- **TASK INSTRUCTIONS**
All of the records listed below should be retyped exactly.

- **DATA SHOWN**
** START **

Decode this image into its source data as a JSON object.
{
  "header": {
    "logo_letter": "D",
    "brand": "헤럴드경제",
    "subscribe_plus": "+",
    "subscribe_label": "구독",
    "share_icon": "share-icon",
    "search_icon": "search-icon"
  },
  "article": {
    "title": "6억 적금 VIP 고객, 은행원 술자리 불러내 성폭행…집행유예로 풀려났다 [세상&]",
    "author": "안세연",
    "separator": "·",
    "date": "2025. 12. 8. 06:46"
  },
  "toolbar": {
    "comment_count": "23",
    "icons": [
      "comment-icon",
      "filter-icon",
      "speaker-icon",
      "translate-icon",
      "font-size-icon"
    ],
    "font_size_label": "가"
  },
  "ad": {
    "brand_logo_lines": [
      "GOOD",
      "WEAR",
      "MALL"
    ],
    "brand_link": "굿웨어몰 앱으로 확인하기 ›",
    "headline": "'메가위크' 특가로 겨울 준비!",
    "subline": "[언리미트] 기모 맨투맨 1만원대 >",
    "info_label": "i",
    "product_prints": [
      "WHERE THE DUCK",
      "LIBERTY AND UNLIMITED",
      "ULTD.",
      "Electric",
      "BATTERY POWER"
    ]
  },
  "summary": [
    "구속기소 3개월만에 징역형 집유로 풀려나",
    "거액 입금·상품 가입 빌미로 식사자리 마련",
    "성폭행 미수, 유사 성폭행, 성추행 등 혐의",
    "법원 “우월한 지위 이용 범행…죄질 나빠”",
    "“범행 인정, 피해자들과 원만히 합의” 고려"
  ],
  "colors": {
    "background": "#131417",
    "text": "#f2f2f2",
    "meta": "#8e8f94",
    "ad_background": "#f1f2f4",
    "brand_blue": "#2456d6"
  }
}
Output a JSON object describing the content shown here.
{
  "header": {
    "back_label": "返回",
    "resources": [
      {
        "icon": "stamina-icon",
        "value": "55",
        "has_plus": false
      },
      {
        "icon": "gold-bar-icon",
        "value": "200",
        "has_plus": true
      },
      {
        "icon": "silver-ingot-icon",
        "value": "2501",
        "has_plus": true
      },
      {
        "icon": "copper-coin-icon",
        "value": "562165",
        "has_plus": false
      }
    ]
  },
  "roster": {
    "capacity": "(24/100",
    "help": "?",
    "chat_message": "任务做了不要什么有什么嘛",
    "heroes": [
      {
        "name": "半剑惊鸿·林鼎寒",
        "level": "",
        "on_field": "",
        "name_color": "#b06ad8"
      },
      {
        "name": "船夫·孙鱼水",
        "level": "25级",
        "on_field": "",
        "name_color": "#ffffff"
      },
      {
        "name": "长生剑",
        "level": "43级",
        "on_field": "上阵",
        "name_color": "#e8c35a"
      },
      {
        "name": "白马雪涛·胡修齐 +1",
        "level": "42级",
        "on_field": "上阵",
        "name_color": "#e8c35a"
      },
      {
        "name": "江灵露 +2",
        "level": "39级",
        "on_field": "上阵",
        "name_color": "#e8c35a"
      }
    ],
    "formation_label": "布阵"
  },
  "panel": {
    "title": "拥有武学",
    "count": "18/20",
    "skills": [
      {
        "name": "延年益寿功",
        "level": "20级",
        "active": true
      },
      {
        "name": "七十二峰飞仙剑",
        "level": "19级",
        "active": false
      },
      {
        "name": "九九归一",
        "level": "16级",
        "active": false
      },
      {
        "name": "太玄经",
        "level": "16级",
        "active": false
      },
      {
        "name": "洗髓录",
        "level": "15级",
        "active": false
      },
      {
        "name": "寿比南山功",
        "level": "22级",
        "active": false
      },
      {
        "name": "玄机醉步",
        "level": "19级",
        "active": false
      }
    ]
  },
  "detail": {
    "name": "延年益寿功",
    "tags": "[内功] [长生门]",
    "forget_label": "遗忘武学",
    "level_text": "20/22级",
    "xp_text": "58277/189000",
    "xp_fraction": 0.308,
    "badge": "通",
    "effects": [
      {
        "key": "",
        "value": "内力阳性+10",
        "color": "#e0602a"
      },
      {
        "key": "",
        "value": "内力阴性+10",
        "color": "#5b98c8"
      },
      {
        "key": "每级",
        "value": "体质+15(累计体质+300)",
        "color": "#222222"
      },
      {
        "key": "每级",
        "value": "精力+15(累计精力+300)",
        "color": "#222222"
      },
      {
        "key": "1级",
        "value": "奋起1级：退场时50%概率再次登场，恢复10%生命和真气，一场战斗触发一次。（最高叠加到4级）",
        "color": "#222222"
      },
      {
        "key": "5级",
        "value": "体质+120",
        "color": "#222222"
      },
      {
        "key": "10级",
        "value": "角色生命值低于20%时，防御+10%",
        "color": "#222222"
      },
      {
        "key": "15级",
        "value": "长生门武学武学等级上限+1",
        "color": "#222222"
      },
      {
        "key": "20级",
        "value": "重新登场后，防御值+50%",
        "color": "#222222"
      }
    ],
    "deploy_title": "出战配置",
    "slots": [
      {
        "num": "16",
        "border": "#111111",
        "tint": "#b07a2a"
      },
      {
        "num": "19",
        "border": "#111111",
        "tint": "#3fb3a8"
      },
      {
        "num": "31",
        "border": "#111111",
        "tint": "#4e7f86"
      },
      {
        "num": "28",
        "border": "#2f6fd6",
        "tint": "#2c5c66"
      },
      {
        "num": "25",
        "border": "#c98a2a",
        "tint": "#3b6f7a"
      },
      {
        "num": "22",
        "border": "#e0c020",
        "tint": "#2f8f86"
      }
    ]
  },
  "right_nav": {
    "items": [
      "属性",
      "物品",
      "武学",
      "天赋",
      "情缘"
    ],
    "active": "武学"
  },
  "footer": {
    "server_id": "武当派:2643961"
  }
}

** END **

- **REPLY TO THE EXERCISE**
Decode this image into its source data as a JSON object.
{
  "header": {
    "logo_letter": "D",
    "brand": "헤럴드경제",
    "subscribe_plus": "+",
    "subscribe_label": "구독",
    "share_icon": "share-icon",
    "search_icon": "search-icon"
  },
  "article": {
    "title": "6억 적금 VIP 고객, 은행원 술자리 불러내 성폭행…집행유예로 풀려났다 [세상&]",
    "author": "안세연",
    "separator": "·",
    "date": "2025. 12. 8. 06:46"
  },
  "toolbar": {
    "comment_count": "23",
    "icons": [
      "comment-icon",
      "filter-icon",
      "speaker-icon",
      "translate-icon",
      "font-size-icon"
    ],
    "font_size_label": "가"
  },
  "ad": {
    "brand_logo_lines": [
      "GOOD",
      "WEAR",
      "MALL"
    ],
    "brand_link": "굿웨어몰 앱으로 확인하기 ›",
    "headline": "'메가위크' 특가로 겨울 준비!",
    "subline": "[언리미트] 기모 맨투맨 1만원대 >",
    "info_label": "i",
    "product_prints": [
      "WHERE THE DUCK",
      "LIBERTY AND UNLIMITED",
      "ULTD.",
      "Electric",
      "BATTERY POWER"
    ]
  },
  "summary": [
    "구속기소 3개월만에 징역형 집유로 풀려나",
    "거액 입금·상품 가입 빌미로 식사자리 마련",
    "성폭행 미수, 유사 성폭행, 성추행 등 혐의",
    "법원 “우월한 지위 이용 범행…죄질 나빠”",
    "“범행 인정, 피해자들과 원만히 합의” 고려"
  ],
  "colors": {
    "background": "#131417",
    "text": "#f2f2f2",
    "meta": "#8e8f94",
    "ad_background": "#f1f2f4",
    "brand_blue": "#2456d6"
  }
}
Output a JSON object describing the content shown here.
{
  "header": {
    "back_label": "返回",
    "resources": [
      {
        "icon": "stamina-icon",
        "value": "55",
        "has_plus": false
      },
      {
        "icon": "gold-bar-icon",
        "value": "200",
        "has_plus": true
      },
      {
        "icon": "silver-ingot-icon",
        "value": "2501",
        "has_plus": true
      },
      {
        "icon": "copper-coin-icon",
        "value": "562165",
        "has_plus": false
      }
    ]
  },
  "roster": {
    "capacity": "(24/100",
    "help": "?",
    "chat_message": "任务做了不要什么有什么嘛",
    "heroes": [
      {
        "name": "半剑惊鸿·林鼎寒",
        "level": "",
        "on_field": "",
        "name_color": "#b06ad8"
      },
      {
        "name": "船夫·孙鱼水",
        "level": "25级",
        "on_field": "",
        "name_color": "#ffffff"
      },
      {
        "name": "长生剑",
        "level": "43级",
        "on_field": "上阵",
        "name_color": "#e8c35a"
      },
      {
        "name": "白马雪涛·胡修齐 +1",
        "level": "42级",
        "on_field": "上阵",
        "name_color": "#e8c35a"
      },
      {
        "name": "江灵露 +2",
        "level": "39级",
        "on_field": "上阵",
        "name_color": "#e8c35a"
      }
    ],
    "formation_label": "布阵"
  },
  "panel": {
    "title": "拥有武学",
    "count": "18/20",
    "skills": [
      {
        "name": "延年益寿功",
        "level": "20级",
        "active": true
      },
      {
        "name": "七十二峰飞仙剑",
        "level": "19级",
        "active": false
      },
      {
        "name": "九九归一",
        "level": "16级",
        "active": false
      },
      {
        "name": "太玄经",
        "level": "16级",
        "active": false
      },
      {
        "name": "洗髓录",
        "level": "15级",
        "active": false
      },
      {
        "name": "寿比南山功",
        "level": "22级",
        "active": false
      },
      {
        "name": "玄机醉步",
        "level": "19级",
        "active": false
      }
    ]
  },
  "detail": {
    "name": "延年益寿功",
    "tags": "[内功] [长生门]",
    "forget_label": "遗忘武学",
    "level_text": "20/22级",
    "xp_text": "58277/189000",
    "xp_fraction": 0.308,
    "badge": "通",
    "effects": [
      {
        "key": "",
        "value": "内力阳性+10",
        "color": "#e0602a"
      },
      {
        "key": "",
        "value": "内力阴性+10",
        "color": "#5b98c8"
      },
      {
        "key": "每级",
        "value": "体质+15(累计体质+300)",
        "color": "#222222"
      },
      {
        "key": "每级",
        "value": "精力+15(累计精力+300)",
        "color": "#222222"
      },
      {
        "key": "1级",
        "value": "奋起1级：退场时50%概率再次登场，恢复10%生命和真气，一场战斗触发一次。（最高叠加到4级）",
        "color": "#222222"
      },
      {
        "key": "5级",
        "value": "体质+120",
        "color": "#222222"
      },
      {
        "key": "10级",
        "value": "角色生命值低于20%时，防御+10%",
        "color": "#222222"
      },
      {
        "key": "15级",
        "value": "长生门武学武学等级上限+1",
        "color": "#222222"
      },
      {
        "key": "20级",
        "value": "重新登场后，防御值+50%",
        "color": "#222222"
      }
    ],
    "deploy_title": "出战配置",
    "slots": [
      {
        "num": "16",
        "border": "#111111",
        "tint": "#b07a2a"
      },
      {
        "num": "19",
        "border": "#111111",
        "tint": "#3fb3a8"
      },
      {
        "num": "31",
        "border": "#111111",
        "tint": "#4e7f86"
      },
      {
        "num": "28",
        "border": "#2f6fd6",
        "tint": "#2c5c66"
      },
      {
        "num": "25",
        "border": "#c98a2a",
        "tint": "#3b6f7a"
      },
      {
        "num": "22",
        "border": "#e0c020",
        "tint": "#2f8f86"
      }
    ]
  },
  "right_nav": {
    "items": [
      "属性",
      "物品",
      "武学",
      "天赋",
      "情缘"
    ],
    "active": "武学"
  },
  "footer": {
    "server_id": "武当派:2643961"
  }
}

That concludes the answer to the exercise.